▶ **Dataset items**

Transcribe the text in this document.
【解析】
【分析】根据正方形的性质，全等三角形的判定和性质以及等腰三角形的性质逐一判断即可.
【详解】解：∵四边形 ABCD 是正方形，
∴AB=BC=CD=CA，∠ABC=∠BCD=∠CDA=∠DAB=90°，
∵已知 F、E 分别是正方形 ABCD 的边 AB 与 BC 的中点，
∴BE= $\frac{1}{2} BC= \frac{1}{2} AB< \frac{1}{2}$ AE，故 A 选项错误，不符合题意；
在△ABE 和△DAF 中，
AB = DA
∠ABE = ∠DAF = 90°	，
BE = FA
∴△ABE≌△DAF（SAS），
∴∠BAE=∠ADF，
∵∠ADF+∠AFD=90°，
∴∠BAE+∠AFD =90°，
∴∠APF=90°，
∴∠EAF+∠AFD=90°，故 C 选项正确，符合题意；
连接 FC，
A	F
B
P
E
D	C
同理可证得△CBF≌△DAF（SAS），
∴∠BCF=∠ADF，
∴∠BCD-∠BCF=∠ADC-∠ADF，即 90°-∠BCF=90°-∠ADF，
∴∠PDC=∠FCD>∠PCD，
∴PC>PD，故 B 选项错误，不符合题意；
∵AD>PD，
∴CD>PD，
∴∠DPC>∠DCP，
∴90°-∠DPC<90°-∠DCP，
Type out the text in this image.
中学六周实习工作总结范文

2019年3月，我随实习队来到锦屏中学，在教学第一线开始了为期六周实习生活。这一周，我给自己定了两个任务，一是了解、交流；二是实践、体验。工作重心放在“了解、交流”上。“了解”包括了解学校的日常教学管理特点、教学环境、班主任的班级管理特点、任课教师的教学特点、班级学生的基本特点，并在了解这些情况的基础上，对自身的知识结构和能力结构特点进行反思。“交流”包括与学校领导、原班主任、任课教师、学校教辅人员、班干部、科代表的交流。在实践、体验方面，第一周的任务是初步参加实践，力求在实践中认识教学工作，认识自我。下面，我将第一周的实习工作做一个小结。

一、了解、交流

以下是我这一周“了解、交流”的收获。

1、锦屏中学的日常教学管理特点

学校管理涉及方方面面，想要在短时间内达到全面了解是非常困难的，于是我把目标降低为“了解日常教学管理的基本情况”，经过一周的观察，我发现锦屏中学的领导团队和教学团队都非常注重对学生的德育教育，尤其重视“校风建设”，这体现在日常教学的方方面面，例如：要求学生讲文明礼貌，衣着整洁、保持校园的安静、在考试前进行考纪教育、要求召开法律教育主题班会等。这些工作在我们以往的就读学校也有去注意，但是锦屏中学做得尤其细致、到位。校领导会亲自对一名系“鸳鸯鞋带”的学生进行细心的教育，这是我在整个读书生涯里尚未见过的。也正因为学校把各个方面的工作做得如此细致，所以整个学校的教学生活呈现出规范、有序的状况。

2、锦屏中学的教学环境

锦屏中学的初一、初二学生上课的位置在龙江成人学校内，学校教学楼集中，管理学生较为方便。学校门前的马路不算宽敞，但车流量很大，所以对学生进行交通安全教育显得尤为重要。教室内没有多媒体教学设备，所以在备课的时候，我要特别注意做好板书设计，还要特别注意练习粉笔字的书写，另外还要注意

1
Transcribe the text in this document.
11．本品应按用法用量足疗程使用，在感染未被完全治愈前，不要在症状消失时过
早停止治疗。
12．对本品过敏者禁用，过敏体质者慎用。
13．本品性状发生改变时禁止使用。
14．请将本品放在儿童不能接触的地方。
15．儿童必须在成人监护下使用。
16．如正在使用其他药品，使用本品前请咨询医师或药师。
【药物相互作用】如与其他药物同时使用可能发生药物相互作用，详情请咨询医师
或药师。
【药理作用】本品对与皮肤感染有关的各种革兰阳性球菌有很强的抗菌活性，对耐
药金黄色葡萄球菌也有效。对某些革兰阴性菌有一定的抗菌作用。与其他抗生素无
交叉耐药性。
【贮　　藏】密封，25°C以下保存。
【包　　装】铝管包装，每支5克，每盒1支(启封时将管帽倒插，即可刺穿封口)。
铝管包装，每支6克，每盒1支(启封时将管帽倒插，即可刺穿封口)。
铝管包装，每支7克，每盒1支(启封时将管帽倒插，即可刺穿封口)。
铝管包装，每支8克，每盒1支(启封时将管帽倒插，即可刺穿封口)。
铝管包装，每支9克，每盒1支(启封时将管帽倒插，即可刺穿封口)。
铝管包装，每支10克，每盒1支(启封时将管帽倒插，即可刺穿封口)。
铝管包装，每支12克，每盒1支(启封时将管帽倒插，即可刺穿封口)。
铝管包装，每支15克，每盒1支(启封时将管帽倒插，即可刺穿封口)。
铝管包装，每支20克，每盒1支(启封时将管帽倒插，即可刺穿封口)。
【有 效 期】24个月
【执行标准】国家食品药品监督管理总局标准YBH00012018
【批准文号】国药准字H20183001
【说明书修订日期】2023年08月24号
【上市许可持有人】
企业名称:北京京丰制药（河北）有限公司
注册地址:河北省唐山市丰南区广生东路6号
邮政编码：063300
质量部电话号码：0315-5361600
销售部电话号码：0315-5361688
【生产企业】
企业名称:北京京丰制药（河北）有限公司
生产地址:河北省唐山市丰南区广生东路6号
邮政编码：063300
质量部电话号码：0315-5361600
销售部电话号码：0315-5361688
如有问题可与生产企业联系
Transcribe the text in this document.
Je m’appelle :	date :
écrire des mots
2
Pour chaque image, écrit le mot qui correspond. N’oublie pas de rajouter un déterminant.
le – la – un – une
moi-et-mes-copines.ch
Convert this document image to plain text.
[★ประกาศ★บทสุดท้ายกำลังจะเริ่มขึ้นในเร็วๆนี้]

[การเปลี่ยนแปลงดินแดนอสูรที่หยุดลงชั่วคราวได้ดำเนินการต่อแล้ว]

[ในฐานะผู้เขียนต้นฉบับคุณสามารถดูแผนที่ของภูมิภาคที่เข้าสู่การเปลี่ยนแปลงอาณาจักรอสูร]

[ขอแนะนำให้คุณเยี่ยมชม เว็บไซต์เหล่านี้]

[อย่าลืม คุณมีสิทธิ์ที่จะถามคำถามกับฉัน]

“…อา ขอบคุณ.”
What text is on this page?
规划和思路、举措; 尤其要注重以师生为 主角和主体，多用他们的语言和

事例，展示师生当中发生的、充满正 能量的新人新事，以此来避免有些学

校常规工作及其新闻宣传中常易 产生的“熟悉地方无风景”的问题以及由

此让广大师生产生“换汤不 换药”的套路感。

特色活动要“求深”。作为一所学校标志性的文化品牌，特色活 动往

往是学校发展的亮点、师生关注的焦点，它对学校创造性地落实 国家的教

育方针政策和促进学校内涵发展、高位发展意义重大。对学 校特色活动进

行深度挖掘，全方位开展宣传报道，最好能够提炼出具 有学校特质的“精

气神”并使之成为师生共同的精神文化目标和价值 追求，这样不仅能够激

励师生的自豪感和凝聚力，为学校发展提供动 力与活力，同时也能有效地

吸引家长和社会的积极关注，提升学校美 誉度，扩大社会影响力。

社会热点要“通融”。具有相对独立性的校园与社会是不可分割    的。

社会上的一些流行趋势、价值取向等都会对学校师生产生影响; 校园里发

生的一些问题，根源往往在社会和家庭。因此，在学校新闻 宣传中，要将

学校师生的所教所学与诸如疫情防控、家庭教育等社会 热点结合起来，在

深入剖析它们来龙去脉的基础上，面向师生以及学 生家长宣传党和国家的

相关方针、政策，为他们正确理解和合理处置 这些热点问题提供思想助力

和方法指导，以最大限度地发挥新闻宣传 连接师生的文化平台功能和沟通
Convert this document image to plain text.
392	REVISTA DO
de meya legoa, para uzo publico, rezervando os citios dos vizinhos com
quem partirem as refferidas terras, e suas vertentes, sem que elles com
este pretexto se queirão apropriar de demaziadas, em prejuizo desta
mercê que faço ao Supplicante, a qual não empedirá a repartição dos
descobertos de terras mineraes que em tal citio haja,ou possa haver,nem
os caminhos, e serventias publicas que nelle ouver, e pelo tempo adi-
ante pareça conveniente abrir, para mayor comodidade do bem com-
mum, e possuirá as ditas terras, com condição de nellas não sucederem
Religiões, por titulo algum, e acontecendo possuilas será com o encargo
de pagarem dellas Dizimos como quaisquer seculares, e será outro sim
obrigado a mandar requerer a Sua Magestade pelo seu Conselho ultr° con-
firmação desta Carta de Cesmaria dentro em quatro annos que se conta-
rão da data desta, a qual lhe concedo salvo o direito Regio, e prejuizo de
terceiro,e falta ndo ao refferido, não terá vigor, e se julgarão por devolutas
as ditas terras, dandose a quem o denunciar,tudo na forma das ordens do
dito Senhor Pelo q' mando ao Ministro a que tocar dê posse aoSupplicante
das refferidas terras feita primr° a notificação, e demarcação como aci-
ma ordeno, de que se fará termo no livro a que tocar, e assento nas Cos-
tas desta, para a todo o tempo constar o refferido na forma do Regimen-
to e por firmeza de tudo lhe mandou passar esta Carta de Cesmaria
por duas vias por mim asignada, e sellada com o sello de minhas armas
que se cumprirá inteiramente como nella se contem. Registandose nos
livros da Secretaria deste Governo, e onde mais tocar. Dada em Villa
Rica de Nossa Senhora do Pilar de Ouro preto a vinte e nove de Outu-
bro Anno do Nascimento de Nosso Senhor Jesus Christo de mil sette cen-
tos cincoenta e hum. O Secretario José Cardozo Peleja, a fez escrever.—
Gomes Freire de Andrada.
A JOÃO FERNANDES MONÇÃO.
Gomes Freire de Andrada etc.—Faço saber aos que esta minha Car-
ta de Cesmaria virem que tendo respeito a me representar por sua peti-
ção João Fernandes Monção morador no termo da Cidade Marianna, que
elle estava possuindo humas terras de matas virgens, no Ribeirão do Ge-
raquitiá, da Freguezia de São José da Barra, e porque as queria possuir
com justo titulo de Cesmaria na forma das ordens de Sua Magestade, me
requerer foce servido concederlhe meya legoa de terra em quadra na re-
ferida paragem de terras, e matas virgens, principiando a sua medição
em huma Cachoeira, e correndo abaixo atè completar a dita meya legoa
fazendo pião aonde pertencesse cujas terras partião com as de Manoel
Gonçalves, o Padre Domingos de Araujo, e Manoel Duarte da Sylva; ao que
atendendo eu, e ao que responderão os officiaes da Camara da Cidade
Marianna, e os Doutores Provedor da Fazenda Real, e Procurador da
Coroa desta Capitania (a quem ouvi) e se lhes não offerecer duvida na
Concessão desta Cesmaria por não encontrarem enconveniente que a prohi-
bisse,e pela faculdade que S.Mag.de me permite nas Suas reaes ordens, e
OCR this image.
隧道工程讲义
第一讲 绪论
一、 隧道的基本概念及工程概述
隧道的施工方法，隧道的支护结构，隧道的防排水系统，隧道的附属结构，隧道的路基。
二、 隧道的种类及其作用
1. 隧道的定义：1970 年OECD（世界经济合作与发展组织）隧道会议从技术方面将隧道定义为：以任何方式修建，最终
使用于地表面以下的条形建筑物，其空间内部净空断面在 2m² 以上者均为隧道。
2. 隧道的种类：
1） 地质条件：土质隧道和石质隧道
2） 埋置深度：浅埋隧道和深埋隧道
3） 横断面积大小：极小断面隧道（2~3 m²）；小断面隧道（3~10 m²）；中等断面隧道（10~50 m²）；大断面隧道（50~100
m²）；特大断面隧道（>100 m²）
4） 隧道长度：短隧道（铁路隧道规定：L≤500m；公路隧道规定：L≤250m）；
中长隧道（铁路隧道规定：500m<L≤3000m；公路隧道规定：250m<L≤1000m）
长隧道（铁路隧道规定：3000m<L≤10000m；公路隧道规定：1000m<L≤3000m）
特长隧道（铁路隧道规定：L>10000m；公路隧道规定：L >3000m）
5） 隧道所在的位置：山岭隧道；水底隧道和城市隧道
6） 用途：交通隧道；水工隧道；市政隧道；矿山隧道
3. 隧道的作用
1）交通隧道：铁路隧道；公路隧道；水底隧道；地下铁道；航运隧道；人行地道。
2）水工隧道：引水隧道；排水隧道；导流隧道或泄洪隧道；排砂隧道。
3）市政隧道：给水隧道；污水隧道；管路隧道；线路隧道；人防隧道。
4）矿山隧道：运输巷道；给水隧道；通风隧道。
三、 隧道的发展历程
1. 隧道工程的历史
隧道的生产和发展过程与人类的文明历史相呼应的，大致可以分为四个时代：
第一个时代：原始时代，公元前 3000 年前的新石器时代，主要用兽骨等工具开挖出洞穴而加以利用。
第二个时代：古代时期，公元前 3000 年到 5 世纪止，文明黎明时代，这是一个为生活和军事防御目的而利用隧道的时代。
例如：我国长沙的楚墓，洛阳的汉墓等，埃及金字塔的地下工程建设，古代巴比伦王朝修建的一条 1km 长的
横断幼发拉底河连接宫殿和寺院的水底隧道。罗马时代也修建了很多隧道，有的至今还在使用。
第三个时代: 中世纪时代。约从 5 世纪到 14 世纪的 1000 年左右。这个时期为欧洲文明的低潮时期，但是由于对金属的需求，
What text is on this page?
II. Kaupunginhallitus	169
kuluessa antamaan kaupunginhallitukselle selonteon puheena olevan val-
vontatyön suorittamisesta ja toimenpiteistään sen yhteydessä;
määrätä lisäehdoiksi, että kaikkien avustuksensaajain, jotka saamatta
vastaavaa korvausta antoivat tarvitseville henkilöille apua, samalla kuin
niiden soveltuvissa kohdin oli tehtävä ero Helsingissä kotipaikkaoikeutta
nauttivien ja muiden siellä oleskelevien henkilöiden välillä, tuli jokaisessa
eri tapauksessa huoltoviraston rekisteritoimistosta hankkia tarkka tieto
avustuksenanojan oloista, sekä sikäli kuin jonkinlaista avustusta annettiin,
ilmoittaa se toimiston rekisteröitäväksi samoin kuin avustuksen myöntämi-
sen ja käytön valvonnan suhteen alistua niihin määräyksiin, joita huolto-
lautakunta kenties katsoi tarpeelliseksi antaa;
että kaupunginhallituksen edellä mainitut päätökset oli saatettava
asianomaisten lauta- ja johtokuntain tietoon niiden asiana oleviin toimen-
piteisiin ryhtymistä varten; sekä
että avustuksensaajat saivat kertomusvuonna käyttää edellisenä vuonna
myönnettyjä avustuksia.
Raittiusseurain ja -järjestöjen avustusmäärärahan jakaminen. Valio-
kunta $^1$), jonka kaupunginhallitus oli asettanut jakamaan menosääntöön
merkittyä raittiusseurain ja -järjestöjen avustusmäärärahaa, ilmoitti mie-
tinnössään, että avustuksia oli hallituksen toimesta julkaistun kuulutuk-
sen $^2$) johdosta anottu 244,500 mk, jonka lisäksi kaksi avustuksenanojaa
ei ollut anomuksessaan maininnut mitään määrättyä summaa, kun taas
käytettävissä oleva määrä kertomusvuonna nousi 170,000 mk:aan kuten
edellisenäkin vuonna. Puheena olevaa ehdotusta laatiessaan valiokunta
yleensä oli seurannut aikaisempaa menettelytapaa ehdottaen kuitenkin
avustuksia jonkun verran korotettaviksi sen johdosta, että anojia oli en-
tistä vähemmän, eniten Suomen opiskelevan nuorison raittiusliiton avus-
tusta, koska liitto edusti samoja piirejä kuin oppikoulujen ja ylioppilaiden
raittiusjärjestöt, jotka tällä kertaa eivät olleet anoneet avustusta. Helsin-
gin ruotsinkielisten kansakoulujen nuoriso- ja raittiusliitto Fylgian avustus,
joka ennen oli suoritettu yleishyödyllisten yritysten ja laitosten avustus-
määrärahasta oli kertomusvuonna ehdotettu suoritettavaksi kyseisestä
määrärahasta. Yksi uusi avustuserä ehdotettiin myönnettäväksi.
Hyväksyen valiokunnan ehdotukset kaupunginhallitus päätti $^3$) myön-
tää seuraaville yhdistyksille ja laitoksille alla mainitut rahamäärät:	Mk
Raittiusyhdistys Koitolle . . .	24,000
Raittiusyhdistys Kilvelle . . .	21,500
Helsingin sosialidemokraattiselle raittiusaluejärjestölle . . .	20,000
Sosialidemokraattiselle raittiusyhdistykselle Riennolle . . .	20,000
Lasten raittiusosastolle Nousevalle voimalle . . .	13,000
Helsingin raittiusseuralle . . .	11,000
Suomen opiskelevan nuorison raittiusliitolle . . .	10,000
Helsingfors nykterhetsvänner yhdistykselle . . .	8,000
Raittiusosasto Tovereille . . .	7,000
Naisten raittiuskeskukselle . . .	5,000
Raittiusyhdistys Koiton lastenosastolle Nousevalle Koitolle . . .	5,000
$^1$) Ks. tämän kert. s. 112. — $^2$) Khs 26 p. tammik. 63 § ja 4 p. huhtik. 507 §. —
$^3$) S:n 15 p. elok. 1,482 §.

▶ **Task to complete**
Copy out every line in the listing where the word "Carta" appears.

▶ **Response**
firmação desta Carta de Cesmaria dentro em quatro annos que se conta-
to e por firmeza de tudo lhe mandou passar esta Carta de Cesmaria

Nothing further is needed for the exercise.